---- RECORDS SUPPLIED
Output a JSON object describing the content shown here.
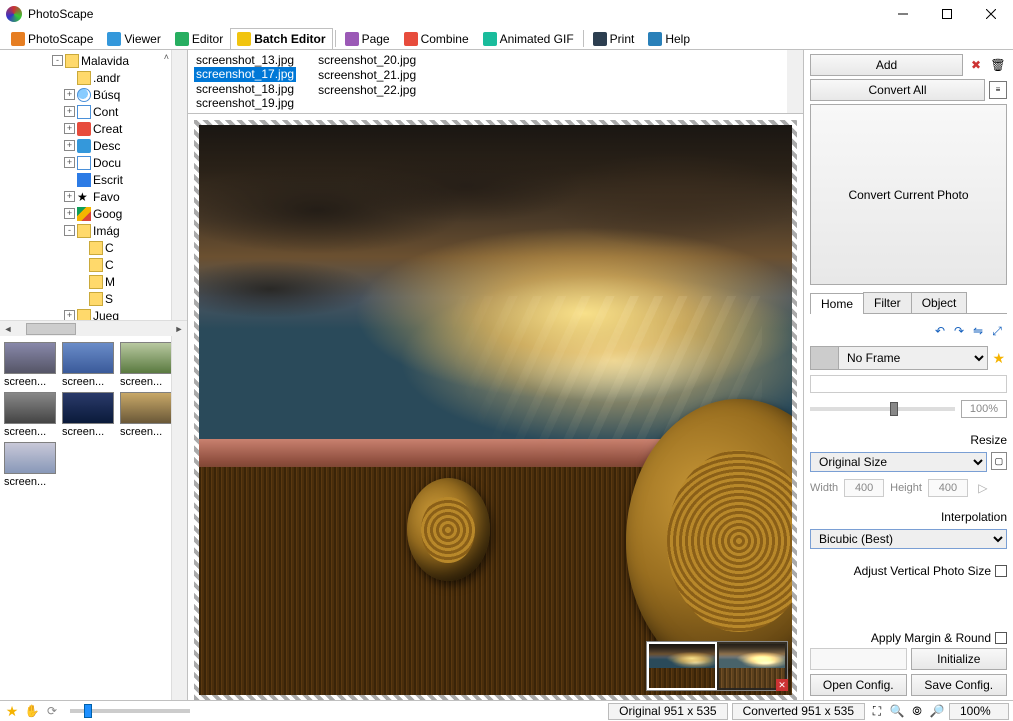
{
  "window": {
    "title": "PhotoScape"
  },
  "toolbar": [
    {
      "label": "PhotoScape",
      "icon": "#e67e22"
    },
    {
      "label": "Viewer",
      "icon": "#3498db"
    },
    {
      "label": "Editor",
      "icon": "#27ae60"
    },
    {
      "label": "Batch Editor",
      "icon": "#f1c40f",
      "active": true
    },
    {
      "label": "Page",
      "icon": "#9b59b6"
    },
    {
      "label": "Combine",
      "icon": "#e74c3c"
    },
    {
      "label": "Animated GIF",
      "icon": "#1abc9c"
    },
    {
      "label": "Print",
      "icon": "#2c3e50"
    },
    {
      "label": "Help",
      "icon": "#2980b9"
    }
  ],
  "tree": [
    {
      "indent": 4,
      "exp": "-",
      "icon": "ic-folder",
      "label": "Malavida"
    },
    {
      "indent": 5,
      "exp": "",
      "icon": "ic-folder",
      "label": ".andr"
    },
    {
      "indent": 5,
      "exp": "+",
      "icon": "ic-search",
      "label": "Búsq"
    },
    {
      "indent": 5,
      "exp": "+",
      "icon": "ic-contact",
      "label": "Cont"
    },
    {
      "indent": 5,
      "exp": "+",
      "icon": "ic-trash",
      "label": "Creat"
    },
    {
      "indent": 5,
      "exp": "+",
      "icon": "ic-down",
      "label": "Desc"
    },
    {
      "indent": 5,
      "exp": "+",
      "icon": "ic-doc",
      "label": "Docu"
    },
    {
      "indent": 5,
      "exp": "",
      "icon": "ic-book",
      "label": "Escrit"
    },
    {
      "indent": 5,
      "exp": "+",
      "icon": "ic-star",
      "label": "Favo",
      "glyph": "★"
    },
    {
      "indent": 5,
      "exp": "+",
      "icon": "ic-drive",
      "label": "Goog"
    },
    {
      "indent": 5,
      "exp": "-",
      "icon": "ic-folder",
      "label": "Imág"
    },
    {
      "indent": 6,
      "exp": "",
      "icon": "ic-folder",
      "label": "C"
    },
    {
      "indent": 6,
      "exp": "",
      "icon": "ic-folder",
      "label": "C"
    },
    {
      "indent": 6,
      "exp": "",
      "icon": "ic-folder",
      "label": "M"
    },
    {
      "indent": 6,
      "exp": "",
      "icon": "ic-folder",
      "label": "S"
    },
    {
      "indent": 5,
      "exp": "+",
      "icon": "ic-folder",
      "label": "Jueg"
    }
  ],
  "thumbs": [
    {
      "label": "screen...",
      "bg": "linear-gradient(#88a,#556)"
    },
    {
      "label": "screen...",
      "bg": "linear-gradient(#6a8cc8,#3a5a9a)"
    },
    {
      "label": "screen...",
      "bg": "linear-gradient(#b8c8a0,#5a7a40)"
    },
    {
      "label": "screen...",
      "bg": "linear-gradient(#888,#444)"
    },
    {
      "label": "screen...",
      "bg": "linear-gradient(#2a3a6a,#0a1a3a)"
    },
    {
      "label": "screen...",
      "bg": "linear-gradient(#c8a868,#6a5838)"
    },
    {
      "label": "screen...",
      "bg": "linear-gradient(#c8c8d8,#8898b8)"
    }
  ],
  "files": {
    "col1": [
      "screenshot_13.jpg",
      "screenshot_17.jpg",
      "screenshot_18.jpg",
      "screenshot_19.jpg"
    ],
    "col2": [
      "screenshot_20.jpg",
      "screenshot_21.jpg",
      "screenshot_22.jpg"
    ],
    "selected": "screenshot_17.jpg"
  },
  "right": {
    "add": "Add",
    "convert_all": "Convert All",
    "convert_current": "Convert Current Photo",
    "tabs": [
      "Home",
      "Filter",
      "Object"
    ],
    "active_tab": "Home",
    "frame": "No Frame",
    "slider_pct": "100%",
    "resize_title": "Resize",
    "resize_mode": "Original Size",
    "width_label": "Width",
    "height_label": "Height",
    "width": "400",
    "height": "400",
    "interp_title": "Interpolation",
    "interp": "Bicubic (Best)",
    "adjust_vertical": "Adjust Vertical Photo Size",
    "margin_round": "Apply Margin & Round",
    "initialize": "Initialize",
    "open_config": "Open Config.",
    "save_config": "Save Config."
  },
  "status": {
    "original": "Original 951 x 535",
    "converted": "Converted 951 x 535",
    "zoom": "100%"
  }
}
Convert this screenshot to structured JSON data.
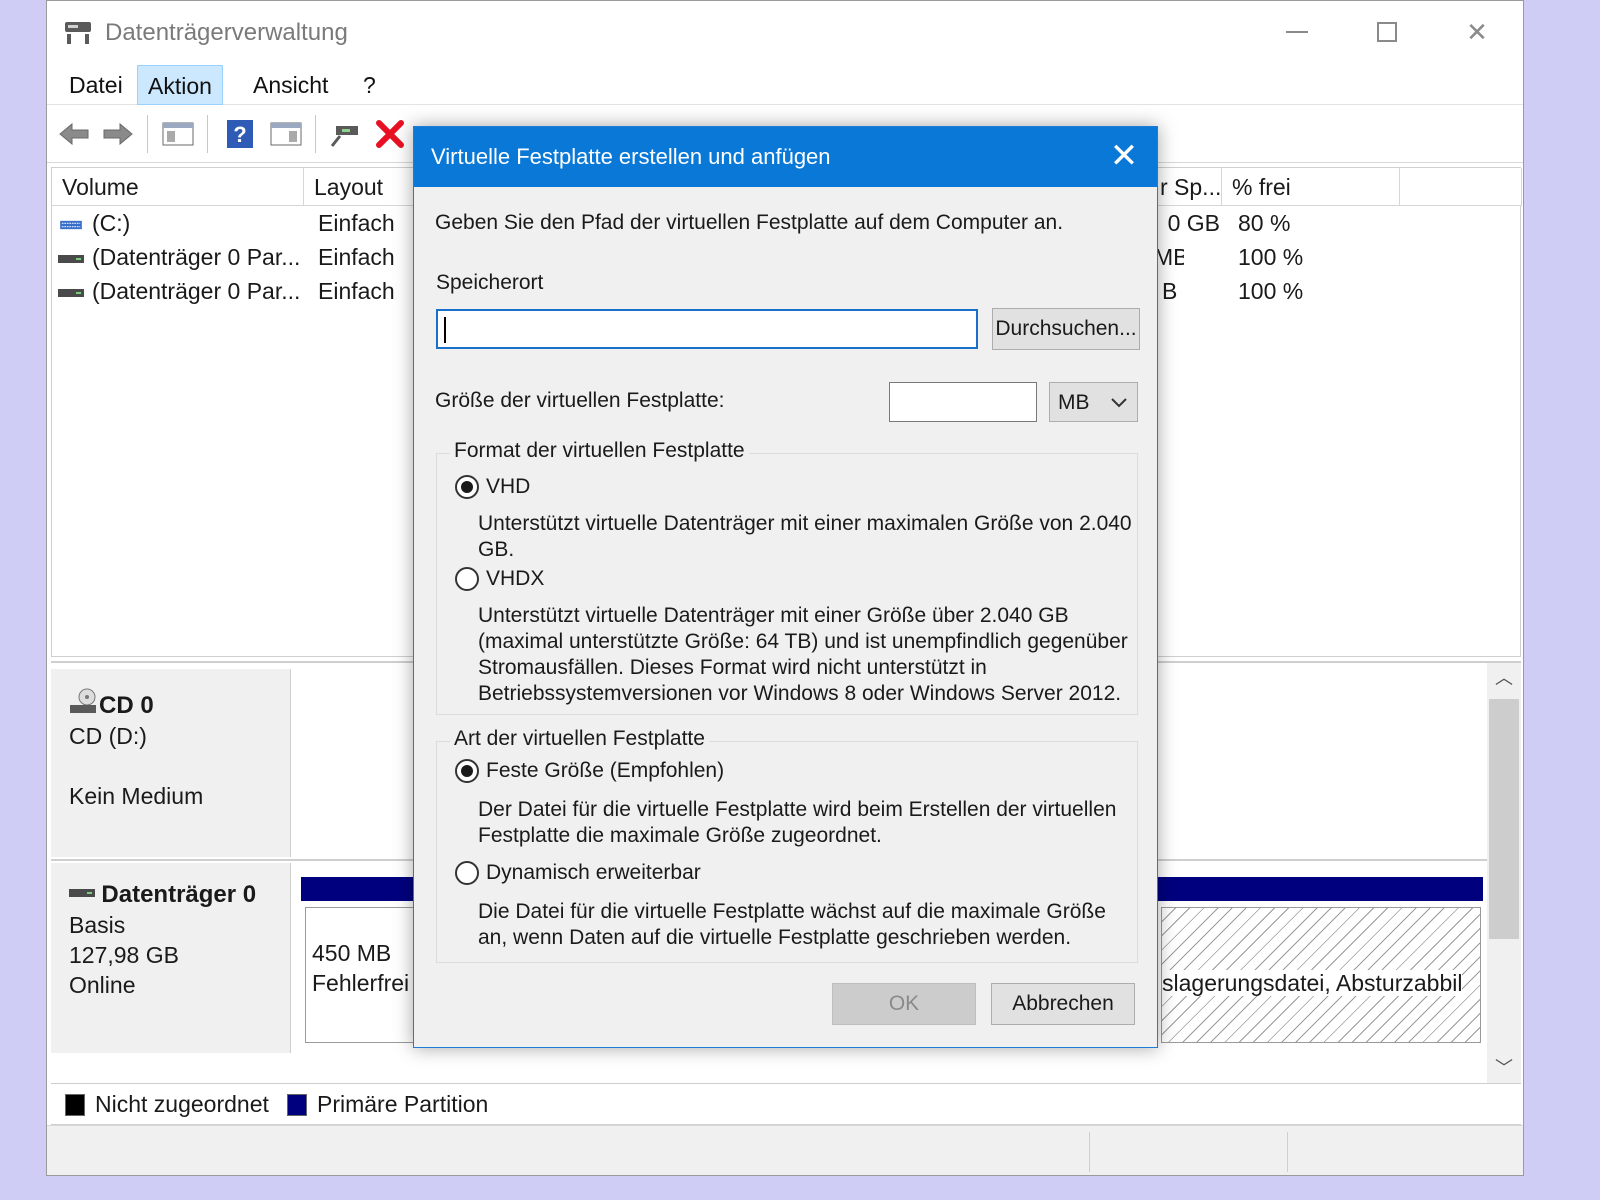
--------
__WHAT TO DO__
Restate each entry word for word, please, but drop any images it holds.

__PROBLEM SOLUTION__
Output a JSON object describing the content shown here.
{
  "window": {
    "title": "PhotoScape"
  },
  "toolbar": [
    {
      "label": "PhotoScape",
      "icon": "#e67e22"
    },
    {
      "label": "Viewer",
      "icon": "#3498db"
    },
    {
      "label": "Editor",
      "icon": "#27ae60"
    },
    {
      "label": "Batch Editor",
      "icon": "#f1c40f",
      "active": true
    },
    {
      "label": "Page",
      "icon": "#9b59b6"
    },
    {
      "label": "Combine",
      "icon": "#e74c3c"
    },
    {
      "label": "Animated GIF",
      "icon": "#1abc9c"
    },
    {
      "label": "Print",
      "icon": "#2c3e50"
    },
    {
      "label": "Help",
      "icon": "#2980b9"
    }
  ],
  "tree": [
    {
      "indent": 4,
      "exp": "-",
      "icon": "ic-folder",
      "label": "Malavida"
    },
    {
      "indent": 5,
      "exp": "",
      "icon": "ic-folder",
      "label": ".andr"
    },
    {
      "indent": 5,
      "exp": "+",
      "icon": "ic-search",
      "label": "Búsq"
    },
    {
      "indent": 5,
      "exp": "+",
      "icon": "ic-contact",
      "label": "Cont"
    },
    {
      "indent": 5,
      "exp": "+",
      "icon": "ic-trash",
      "label": "Creat"
    },
    {
      "indent": 5,
      "exp": "+",
      "icon": "ic-down",
      "label": "Desc"
    },
    {
      "indent": 5,
      "exp": "+",
      "icon": "ic-doc",
      "label": "Docu"
    },
    {
      "indent": 5,
      "exp": "",
      "icon": "ic-book",
      "label": "Escrit"
    },
    {
      "indent": 5,
      "exp": "+",
      "icon": "ic-star",
      "label": "Favo",
      "glyph": "★"
    },
    {
      "indent": 5,
      "exp": "+",
      "icon": "ic-drive",
      "label": "Goog"
    },
    {
      "indent": 5,
      "exp": "-",
      "icon": "ic-folder",
      "label": "Imág"
    },
    {
      "indent": 6,
      "exp": "",
      "icon": "ic-folder",
      "label": "C"
    },
    {
      "indent": 6,
      "exp": "",
      "icon": "ic-folder",
      "label": "C"
    },
    {
      "indent": 6,
      "exp": "",
      "icon": "ic-folder",
      "label": "M"
    },
    {
      "indent": 6,
      "exp": "",
      "icon": "ic-folder",
      "label": "S"
    },
    {
      "indent": 5,
      "exp": "+",
      "icon": "ic-folder",
      "label": "Jueg"
    }
  ],
  "thumbs": [
    {
      "label": "screen...",
      "bg": "linear-gradient(#88a,#556)"
    },
    {
      "label": "screen...",
      "bg": "linear-gradient(#6a8cc8,#3a5a9a)"
    },
    {
      "label": "screen...",
      "bg": "linear-gradient(#b8c8a0,#5a7a40)"
    },
    {
      "label": "screen...",
      "bg": "linear-gradient(#888,#444)"
    },
    {
      "label": "screen...",
      "bg": "linear-gradient(#2a3a6a,#0a1a3a)"
    },
    {
      "label": "screen...",
      "bg": "linear-gradient(#c8a868,#6a5838)"
    },
    {
      "label": "screen...",
      "bg": "linear-gradient(#c8c8d8,#8898b8)"
    }
  ],
  "files": {
    "col1": [
      "screenshot_13.jpg",
      "screenshot_17.jpg",
      "screenshot_18.jpg",
      "screenshot_19.jpg"
    ],
    "col2": [
      "screenshot_20.jpg",
      "screenshot_21.jpg",
      "screenshot_22.jpg"
    ],
    "selected": "screenshot_17.jpg"
  },
  "right": {
    "add": "Add",
    "convert_all": "Convert All",
    "convert_current": "Convert Current Photo",
    "tabs": [
      "Home",
      "Filter",
      "Object"
    ],
    "active_tab": "Home",
    "frame": "No Frame",
    "slider_pct": "100%",
    "resize_title": "Resize",
    "resize_mode": "Original Size",
    "width_label": "Width",
    "height_label": "Height",
    "width": "400",
    "height": "400",
    "interp_title": "Interpolation",
    "interp": "Bicubic (Best)",
    "adjust_vertical": "Adjust Vertical Photo Size",
    "margin_round": "Apply Margin & Round",
    "initialize": "Initialize",
    "open_config": "Open Config.",
    "save_config": "Save Config."
  },
  "status": {
    "original": "Original 951 x 535",
    "converted": "Converted 951 x 535",
    "zoom": "100%"
  }
}
Convert this screenshot to structured JSON data.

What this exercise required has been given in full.